◆ Direction: Reproduce each line that includes the word "this".

◆ Source records:
○ ○ ○
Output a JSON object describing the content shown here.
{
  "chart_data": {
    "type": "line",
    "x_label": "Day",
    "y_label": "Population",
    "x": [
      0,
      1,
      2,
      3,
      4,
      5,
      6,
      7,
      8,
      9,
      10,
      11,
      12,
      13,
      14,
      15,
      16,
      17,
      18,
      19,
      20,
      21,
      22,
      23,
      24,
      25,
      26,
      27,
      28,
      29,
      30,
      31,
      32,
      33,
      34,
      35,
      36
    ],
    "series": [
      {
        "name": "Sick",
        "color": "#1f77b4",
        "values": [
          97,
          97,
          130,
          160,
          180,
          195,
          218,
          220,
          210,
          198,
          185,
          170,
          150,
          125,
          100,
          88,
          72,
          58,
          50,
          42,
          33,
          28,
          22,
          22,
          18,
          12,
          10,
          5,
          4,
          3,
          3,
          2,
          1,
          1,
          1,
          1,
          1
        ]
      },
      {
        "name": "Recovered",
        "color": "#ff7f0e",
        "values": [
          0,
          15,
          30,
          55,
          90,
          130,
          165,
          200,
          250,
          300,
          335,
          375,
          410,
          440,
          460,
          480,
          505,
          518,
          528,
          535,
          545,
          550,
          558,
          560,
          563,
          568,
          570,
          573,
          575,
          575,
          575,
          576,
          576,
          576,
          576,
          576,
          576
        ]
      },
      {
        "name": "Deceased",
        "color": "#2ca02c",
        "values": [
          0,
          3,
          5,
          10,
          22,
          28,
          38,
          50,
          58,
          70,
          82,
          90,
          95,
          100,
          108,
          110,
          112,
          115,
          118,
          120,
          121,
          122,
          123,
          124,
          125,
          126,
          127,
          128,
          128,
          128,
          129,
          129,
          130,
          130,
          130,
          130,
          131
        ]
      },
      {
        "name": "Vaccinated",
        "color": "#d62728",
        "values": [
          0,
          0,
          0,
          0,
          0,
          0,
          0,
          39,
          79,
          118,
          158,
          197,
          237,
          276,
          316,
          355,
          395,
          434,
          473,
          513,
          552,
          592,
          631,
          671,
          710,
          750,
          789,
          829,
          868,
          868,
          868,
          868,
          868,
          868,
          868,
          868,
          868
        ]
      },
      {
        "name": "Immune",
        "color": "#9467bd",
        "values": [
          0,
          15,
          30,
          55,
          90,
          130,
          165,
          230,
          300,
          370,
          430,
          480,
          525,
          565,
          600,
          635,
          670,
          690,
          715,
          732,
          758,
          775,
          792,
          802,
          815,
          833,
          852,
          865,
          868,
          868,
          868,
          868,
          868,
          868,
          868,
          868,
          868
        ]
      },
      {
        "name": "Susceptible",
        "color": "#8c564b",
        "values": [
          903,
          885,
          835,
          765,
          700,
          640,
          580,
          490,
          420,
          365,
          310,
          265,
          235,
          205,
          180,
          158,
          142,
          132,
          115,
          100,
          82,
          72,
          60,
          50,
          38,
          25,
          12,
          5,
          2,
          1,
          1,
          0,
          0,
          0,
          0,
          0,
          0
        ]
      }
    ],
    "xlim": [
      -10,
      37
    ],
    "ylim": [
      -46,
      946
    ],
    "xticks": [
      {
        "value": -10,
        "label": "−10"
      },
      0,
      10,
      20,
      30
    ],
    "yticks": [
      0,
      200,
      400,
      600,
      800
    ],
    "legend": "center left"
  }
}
○ ○ ○
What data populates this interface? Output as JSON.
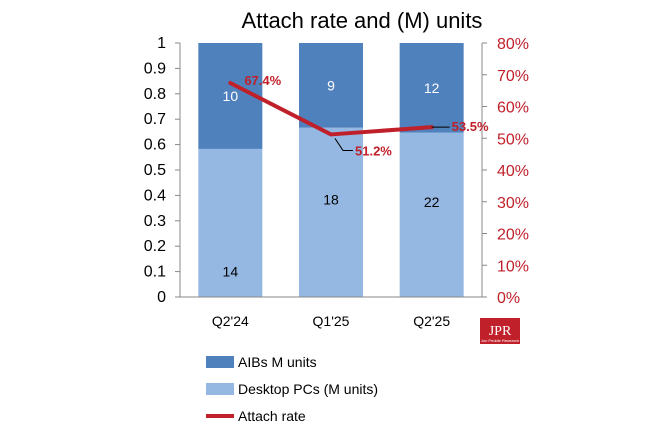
○ ○ ○
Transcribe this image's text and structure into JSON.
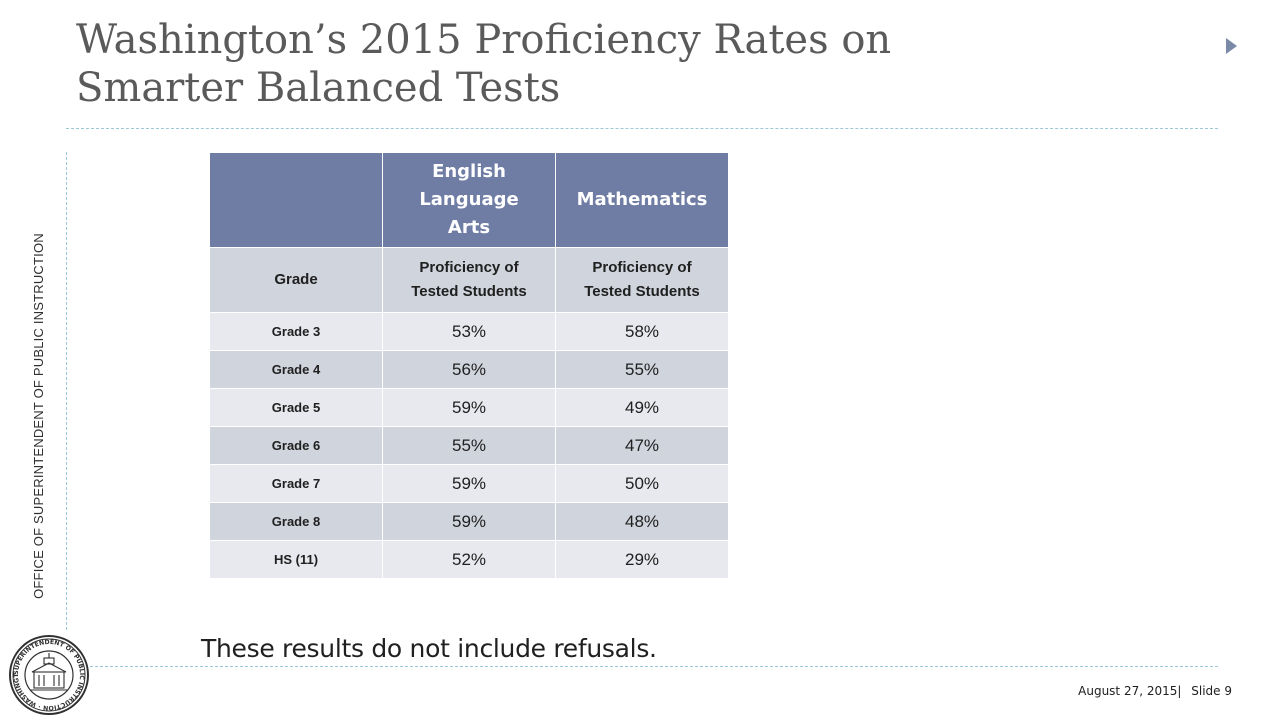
○ ○ ○
◆ Answer below:
What data populates this interface? Output as JSON.
Transcribe this image's text and structure into JSON.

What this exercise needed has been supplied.